● **RECORDS PROVIDED**

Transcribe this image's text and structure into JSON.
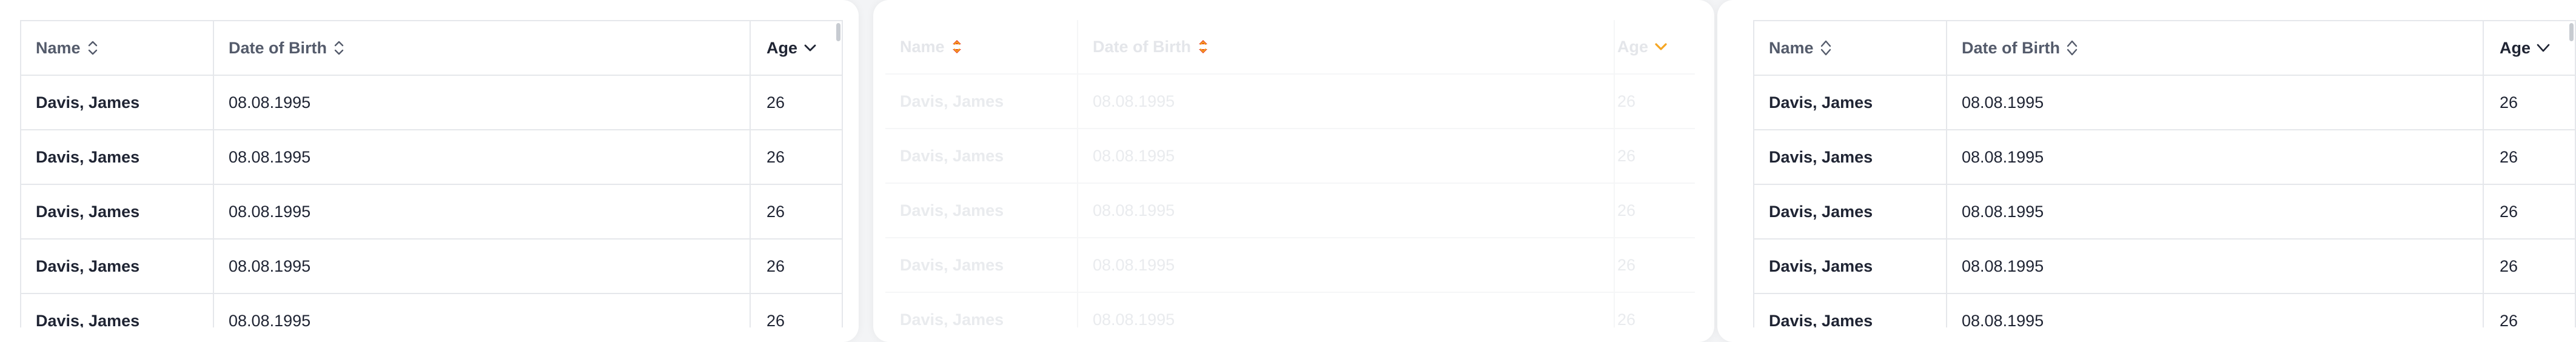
{
  "columns": {
    "name": "Name",
    "dob": "Date of Birth",
    "age": "Age"
  },
  "rows": [
    {
      "name": "Davis, James",
      "dob": "08.08.1995",
      "age": "26"
    },
    {
      "name": "Davis, James",
      "dob": "08.08.1995",
      "age": "26"
    },
    {
      "name": "Davis, James",
      "dob": "08.08.1995",
      "age": "26"
    },
    {
      "name": "Davis, James",
      "dob": "08.08.1995",
      "age": "26"
    },
    {
      "name": "Davis, James",
      "dob": "08.08.1995",
      "age": "26"
    }
  ],
  "icons": {
    "sort": "sort-updown-icon",
    "sorted": "chevron-down-icon"
  },
  "colors": {
    "text": "#1f2433",
    "header_text": "#545b6b",
    "border": "#e5e7eb",
    "accent_red": "#e8431f",
    "accent_orange": "#f5a623"
  }
}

● **TASK BRIEF**
Without including any pictures, output all the entries above exactly.

● **SOLVED EXERCISE**
Transcribe this image's text and structure into JSON.
{
  "columns": {
    "name": "Name",
    "dob": "Date of Birth",
    "age": "Age"
  },
  "rows": [
    {
      "name": "Davis, James",
      "dob": "08.08.1995",
      "age": "26"
    },
    {
      "name": "Davis, James",
      "dob": "08.08.1995",
      "age": "26"
    },
    {
      "name": "Davis, James",
      "dob": "08.08.1995",
      "age": "26"
    },
    {
      "name": "Davis, James",
      "dob": "08.08.1995",
      "age": "26"
    },
    {
      "name": "Davis, James",
      "dob": "08.08.1995",
      "age": "26"
    }
  ],
  "icons": {
    "sort": "sort-updown-icon",
    "sorted": "chevron-down-icon"
  },
  "colors": {
    "text": "#1f2433",
    "header_text": "#545b6b",
    "border": "#e5e7eb",
    "accent_red": "#e8431f",
    "accent_orange": "#f5a623"
  }
}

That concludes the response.